» Aim: Go through the data below and copy it exactly, skipping every picture.

:: Information supplied ::

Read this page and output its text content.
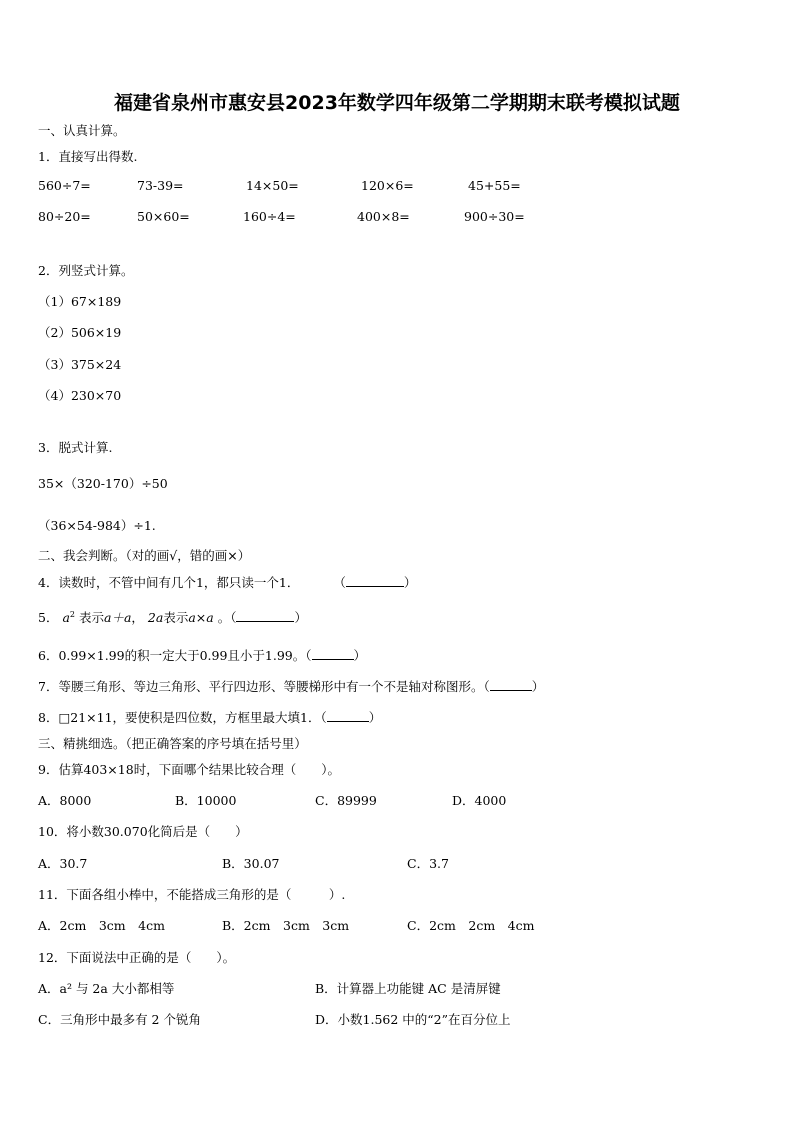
福建省泉州市惠安县2023年数学四年级第二学期期末联考模拟试题
一、认真计算。
1．直接写出得数.
560÷7=	73-39=	14×50=	120×6=	45+55=
80÷20=	50×60=	160÷4=	400×8=	900÷30=
2．列竖式计算。
（1）67×189
（2）506×19
（3）375×24
（4）230×70
3．脱式计算.
35×（320-170）÷50
（36×54-984）÷1.
二、我会判断。（对的画√，错的画×）
4．读数时，不管中间有几个1，都只读一个1．	（	）
5． $a^2$ 表示a＋a， 2a表示a×a 。（	）
6．0.99×1.99的积一定大于0.99且小于1.99。（	）
7．等腰三角形、等边三角形、平行四边形、等腰梯形中有一个不是轴对称图形。（	）
8．□21×11，要使积是四位数，方框里最大填1．（	）
三、精挑细选。（把正确答案的序号填在括号里）
9．估算403×18时，下面哪个结果比较合理（　　）。
A．8000	B．10000	C．89999	D．4000
10．将小数30.070化简后是（　　）
A．30.7	B．30.07	C．3.7
11．下面各组小棒中，不能搭成三角形的是（　　　）.
A．2cm　3cm　4cm	B．2cm　3cm　3cm	C．2cm　2cm　4cm
12．下面说法中正确的是（　　）。
A．a² 与 2a 大小都相等	B．计算器上功能键 AC 是清屏键
C．三角形中最多有 2 个锐角	D．小数1.562 中的“2”在百分位上
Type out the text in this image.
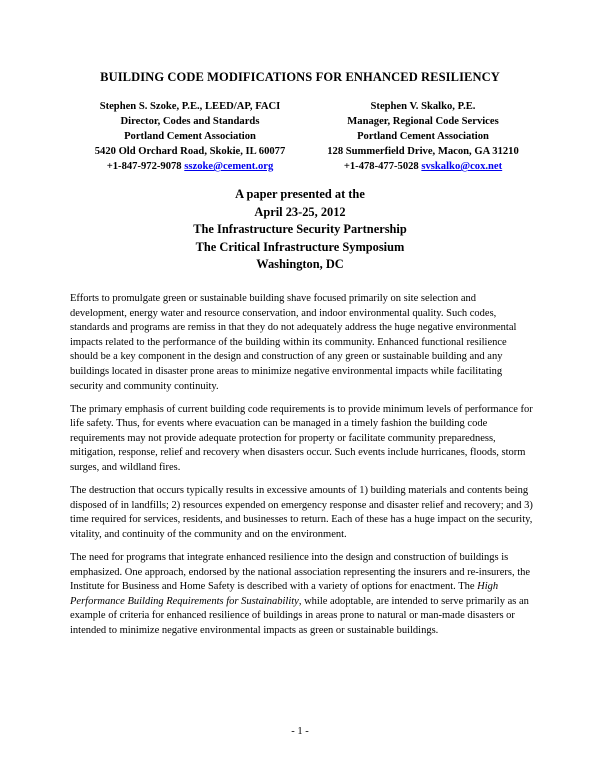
BUILDING CODE MODIFICATIONS FOR ENHANCED RESILIENCY
Stephen S. Szoke, P.E., LEED/AP, FACI
Director, Codes and Standards
Portland Cement Association
5420 Old Orchard Road, Skokie, IL 60077
+1-847-972-9078 sszoke@cement.org
Stephen V. Skalko, P.E.
Manager, Regional Code Services
Portland Cement Association
128 Summerfield Drive, Macon, GA 31210
+1-478-477-5028 svskalko@cox.net
A paper presented at the
April 23-25, 2012
The Infrastructure Security Partnership
The Critical Infrastructure Symposium
Washington, DC

Efforts to promulgate green or sustainable building shave focused primarily on site selection and development, energy water and resource conservation, and indoor environmental quality. Such codes, standards and programs are remiss in that they do not adequately address the huge negative environmental impacts related to the performance of the building within its community. Enhanced functional resilience should be a key component in the design and construction of any green or sustainable building and any buildings located in disaster prone areas to minimize negative environmental impacts while facilitating security and community continuity.

The primary emphasis of current building code requirements is to provide minimum levels of performance for life safety. Thus, for events where evacuation can be managed in a timely fashion the building code requirements may not provide adequate protection for property or facilitate community preparedness, mitigation, response, relief and recovery when disasters occur. Such events include hurricanes, floods, storm surges, and wildland fires.

The destruction that occurs typically results in excessive amounts of 1) building materials and contents being disposed of in landfills; 2) resources expended on emergency response and disaster relief and recovery; and 3) time required for services, residents, and businesses to return. Each of these has a huge impact on the security, vitality, and continuity of the community and on the environment.

The need for programs that integrate enhanced resilience into the design and construction of buildings is emphasized. One approach, endorsed by the national association representing the insurers and re-insurers, the Institute for Business and Home Safety is described with a variety of options for enactment. The High Performance Building Requirements for Sustainability, while adoptable, are intended to serve primarily as an example of criteria for enhanced resilience of buildings in areas prone to natural or man-made disasters or intended to minimize negative environmental impacts as green or sustainable buildings.

- 1 -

:::

» Correct result:
Read this page and output its text content.
福建省泉州市惠安县2023年数学四年级第二学期期末联考模拟试题
一、认真计算。
1．直接写出得数.
560÷7=	73-39=	14×50=	120×6=	45+55=
80÷20=	50×60=	160÷4=	400×8=	900÷30=
2．列竖式计算。
（1）67×189
（2）506×19
（3）375×24
（4）230×70
3．脱式计算.
35×（320-170）÷50
（36×54-984）÷1.
二、我会判断。（对的画√，错的画×）
4．读数时，不管中间有几个1，都只读一个1．	（	）
5． $a^2$ 表示a＋a， 2a表示a×a 。（	）
6．0.99×1.99的积一定大于0.99且小于1.99。（	）
7．等腰三角形、等边三角形、平行四边形、等腰梯形中有一个不是轴对称图形。（	）
8．□21×11，要使积是四位数，方框里最大填1．（	）
三、精挑细选。（把正确答案的序号填在括号里）
9．估算403×18时，下面哪个结果比较合理（　　）。
A．8000	B．10000	C．89999	D．4000
10．将小数30.070化简后是（　　）
A．30.7	B．30.07	C．3.7
11．下面各组小棒中，不能搭成三角形的是（　　　）.
A．2cm　3cm　4cm	B．2cm　3cm　3cm	C．2cm　2cm　4cm
12．下面说法中正确的是（　　）。
A．a² 与 2a 大小都相等	B．计算器上功能键 AC 是清屏键
C．三角形中最多有 2 个锐角	D．小数1.562 中的“2”在百分位上
Type out the text in this image.
BUILDING CODE MODIFICATIONS FOR ENHANCED RESILIENCY
Stephen S. Szoke, P.E., LEED/AP, FACI
Director, Codes and Standards
Portland Cement Association
5420 Old Orchard Road, Skokie, IL 60077
+1-847-972-9078 sszoke@cement.org
Stephen V. Skalko, P.E.
Manager, Regional Code Services
Portland Cement Association
128 Summerfield Drive, Macon, GA 31210
+1-478-477-5028 svskalko@cox.net
A paper presented at the
April 23-25, 2012
The Infrastructure Security Partnership
The Critical Infrastructure Symposium
Washington, DC

Efforts to promulgate green or sustainable building shave focused primarily on site selection and development, energy water and resource conservation, and indoor environmental quality. Such codes, standards and programs are remiss in that they do not adequately address the huge negative environmental impacts related to the performance of the building within its community. Enhanced functional resilience should be a key component in the design and construction of any green or sustainable building and any buildings located in disaster prone areas to minimize negative environmental impacts while facilitating security and community continuity.

The primary emphasis of current building code requirements is to provide minimum levels of performance for life safety. Thus, for events where evacuation can be managed in a timely fashion the building code requirements may not provide adequate protection for property or facilitate community preparedness, mitigation, response, relief and recovery when disasters occur. Such events include hurricanes, floods, storm surges, and wildland fires.

The destruction that occurs typically results in excessive amounts of 1) building materials and contents being disposed of in landfills; 2) resources expended on emergency response and disaster relief and recovery; and 3) time required for services, residents, and businesses to return. Each of these has a huge impact on the security, vitality, and continuity of the community and on the environment.

The need for programs that integrate enhanced resilience into the design and construction of buildings is emphasized. One approach, endorsed by the national association representing the insurers and re-insurers, the Institute for Business and Home Safety is described with a variety of options for enactment. The High Performance Building Requirements for Sustainability, while adoptable, are intended to serve primarily as an example of criteria for enhanced resilience of buildings in areas prone to natural or man-made disasters or intended to minimize negative environmental impacts as green or sustainable buildings.

- 1 -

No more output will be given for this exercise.